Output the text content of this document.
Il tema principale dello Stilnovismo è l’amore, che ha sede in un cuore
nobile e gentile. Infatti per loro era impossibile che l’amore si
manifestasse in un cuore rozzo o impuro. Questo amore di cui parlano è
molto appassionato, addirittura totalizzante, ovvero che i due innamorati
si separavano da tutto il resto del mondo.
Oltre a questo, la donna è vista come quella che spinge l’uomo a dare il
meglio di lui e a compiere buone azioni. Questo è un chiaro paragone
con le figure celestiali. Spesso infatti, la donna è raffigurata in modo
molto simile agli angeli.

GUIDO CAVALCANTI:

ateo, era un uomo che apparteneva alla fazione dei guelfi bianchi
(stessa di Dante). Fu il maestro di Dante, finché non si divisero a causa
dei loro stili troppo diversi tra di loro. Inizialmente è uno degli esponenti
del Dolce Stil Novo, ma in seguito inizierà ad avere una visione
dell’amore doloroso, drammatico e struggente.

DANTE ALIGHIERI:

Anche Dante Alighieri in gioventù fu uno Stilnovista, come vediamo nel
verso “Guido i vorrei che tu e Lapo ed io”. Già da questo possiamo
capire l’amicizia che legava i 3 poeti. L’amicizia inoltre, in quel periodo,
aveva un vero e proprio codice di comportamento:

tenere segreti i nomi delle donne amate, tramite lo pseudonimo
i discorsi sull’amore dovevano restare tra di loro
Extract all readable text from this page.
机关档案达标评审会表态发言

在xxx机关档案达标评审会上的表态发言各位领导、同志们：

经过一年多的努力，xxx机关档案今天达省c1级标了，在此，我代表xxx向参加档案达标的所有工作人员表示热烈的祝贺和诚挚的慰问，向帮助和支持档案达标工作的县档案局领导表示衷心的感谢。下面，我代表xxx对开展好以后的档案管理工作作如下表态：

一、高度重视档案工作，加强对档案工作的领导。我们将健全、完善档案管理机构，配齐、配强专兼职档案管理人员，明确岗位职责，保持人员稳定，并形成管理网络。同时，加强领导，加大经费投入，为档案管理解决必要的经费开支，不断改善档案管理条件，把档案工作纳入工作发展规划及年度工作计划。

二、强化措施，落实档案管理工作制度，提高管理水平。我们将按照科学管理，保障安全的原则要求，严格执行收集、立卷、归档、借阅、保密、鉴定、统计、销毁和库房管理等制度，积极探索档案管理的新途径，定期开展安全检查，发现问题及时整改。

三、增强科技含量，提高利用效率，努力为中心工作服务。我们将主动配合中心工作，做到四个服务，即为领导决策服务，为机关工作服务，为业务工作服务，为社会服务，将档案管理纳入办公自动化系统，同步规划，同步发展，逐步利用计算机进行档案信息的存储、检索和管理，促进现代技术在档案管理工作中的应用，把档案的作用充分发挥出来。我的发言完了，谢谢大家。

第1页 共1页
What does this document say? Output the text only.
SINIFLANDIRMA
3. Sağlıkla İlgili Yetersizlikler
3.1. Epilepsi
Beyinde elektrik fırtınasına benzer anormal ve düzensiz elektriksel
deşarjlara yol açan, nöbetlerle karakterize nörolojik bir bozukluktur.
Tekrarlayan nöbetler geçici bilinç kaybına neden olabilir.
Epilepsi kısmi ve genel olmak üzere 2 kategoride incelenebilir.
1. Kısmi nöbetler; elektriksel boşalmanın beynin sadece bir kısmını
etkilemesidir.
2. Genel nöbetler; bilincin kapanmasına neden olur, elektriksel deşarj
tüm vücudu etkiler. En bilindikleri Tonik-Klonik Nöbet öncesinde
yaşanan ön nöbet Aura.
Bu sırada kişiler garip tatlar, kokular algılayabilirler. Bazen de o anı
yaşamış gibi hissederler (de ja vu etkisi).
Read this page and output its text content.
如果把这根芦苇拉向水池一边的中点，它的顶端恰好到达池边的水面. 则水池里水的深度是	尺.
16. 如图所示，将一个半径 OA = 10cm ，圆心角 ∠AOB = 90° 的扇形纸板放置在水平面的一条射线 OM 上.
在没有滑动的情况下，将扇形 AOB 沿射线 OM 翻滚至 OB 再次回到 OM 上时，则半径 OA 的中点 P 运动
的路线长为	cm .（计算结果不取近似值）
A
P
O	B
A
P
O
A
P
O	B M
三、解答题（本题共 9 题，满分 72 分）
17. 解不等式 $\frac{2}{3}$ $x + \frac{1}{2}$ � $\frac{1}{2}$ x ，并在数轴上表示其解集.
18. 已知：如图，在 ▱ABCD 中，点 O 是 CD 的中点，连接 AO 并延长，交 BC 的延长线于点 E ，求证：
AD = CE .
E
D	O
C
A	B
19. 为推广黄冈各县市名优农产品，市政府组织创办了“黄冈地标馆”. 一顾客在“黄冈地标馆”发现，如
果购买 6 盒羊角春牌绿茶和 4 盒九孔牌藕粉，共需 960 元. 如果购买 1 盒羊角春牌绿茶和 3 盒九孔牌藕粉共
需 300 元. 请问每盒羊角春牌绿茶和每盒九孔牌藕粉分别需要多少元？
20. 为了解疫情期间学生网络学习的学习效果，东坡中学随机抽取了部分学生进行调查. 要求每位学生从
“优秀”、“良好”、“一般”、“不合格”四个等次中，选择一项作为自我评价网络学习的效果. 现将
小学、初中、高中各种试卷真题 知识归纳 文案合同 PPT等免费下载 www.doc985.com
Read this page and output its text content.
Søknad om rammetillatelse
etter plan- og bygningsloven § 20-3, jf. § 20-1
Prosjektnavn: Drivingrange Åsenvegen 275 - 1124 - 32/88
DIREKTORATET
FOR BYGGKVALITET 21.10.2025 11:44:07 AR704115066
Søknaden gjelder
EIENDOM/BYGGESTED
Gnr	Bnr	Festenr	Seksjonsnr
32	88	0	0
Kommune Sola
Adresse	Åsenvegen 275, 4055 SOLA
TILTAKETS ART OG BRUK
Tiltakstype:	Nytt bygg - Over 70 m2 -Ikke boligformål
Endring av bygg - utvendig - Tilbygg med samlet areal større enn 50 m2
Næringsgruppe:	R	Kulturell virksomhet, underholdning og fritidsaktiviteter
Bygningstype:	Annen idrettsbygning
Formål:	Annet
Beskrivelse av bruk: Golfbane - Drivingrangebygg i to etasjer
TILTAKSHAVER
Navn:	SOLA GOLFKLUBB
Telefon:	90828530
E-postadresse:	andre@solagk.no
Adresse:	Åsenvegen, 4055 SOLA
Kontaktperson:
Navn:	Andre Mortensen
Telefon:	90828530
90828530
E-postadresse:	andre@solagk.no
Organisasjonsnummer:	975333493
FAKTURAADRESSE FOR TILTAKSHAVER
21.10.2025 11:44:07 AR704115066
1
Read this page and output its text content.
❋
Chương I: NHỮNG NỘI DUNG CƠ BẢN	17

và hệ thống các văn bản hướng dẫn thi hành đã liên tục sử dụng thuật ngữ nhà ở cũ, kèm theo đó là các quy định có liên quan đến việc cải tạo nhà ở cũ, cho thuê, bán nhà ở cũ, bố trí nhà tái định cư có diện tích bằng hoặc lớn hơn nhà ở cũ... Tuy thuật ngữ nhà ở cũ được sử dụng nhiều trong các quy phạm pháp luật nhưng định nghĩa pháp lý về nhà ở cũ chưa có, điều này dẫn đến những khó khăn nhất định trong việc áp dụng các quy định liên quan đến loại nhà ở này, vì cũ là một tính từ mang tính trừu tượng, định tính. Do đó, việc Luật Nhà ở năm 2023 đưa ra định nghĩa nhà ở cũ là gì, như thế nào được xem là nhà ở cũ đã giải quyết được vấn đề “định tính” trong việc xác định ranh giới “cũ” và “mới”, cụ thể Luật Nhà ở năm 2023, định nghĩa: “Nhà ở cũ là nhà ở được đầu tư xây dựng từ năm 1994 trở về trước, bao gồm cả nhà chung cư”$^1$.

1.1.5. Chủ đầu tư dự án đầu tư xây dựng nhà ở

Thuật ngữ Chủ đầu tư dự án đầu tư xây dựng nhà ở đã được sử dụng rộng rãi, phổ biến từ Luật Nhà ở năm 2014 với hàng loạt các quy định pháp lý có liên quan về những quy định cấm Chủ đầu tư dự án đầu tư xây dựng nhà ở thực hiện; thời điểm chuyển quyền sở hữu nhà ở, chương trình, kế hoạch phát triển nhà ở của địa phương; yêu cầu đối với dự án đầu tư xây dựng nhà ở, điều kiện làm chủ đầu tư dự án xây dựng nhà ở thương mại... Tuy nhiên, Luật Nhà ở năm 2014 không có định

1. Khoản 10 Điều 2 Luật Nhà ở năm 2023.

+ + + +

- _Short problem_
State how many lines of the records above contain "amore", with no words besides the number.

- _Task result_
5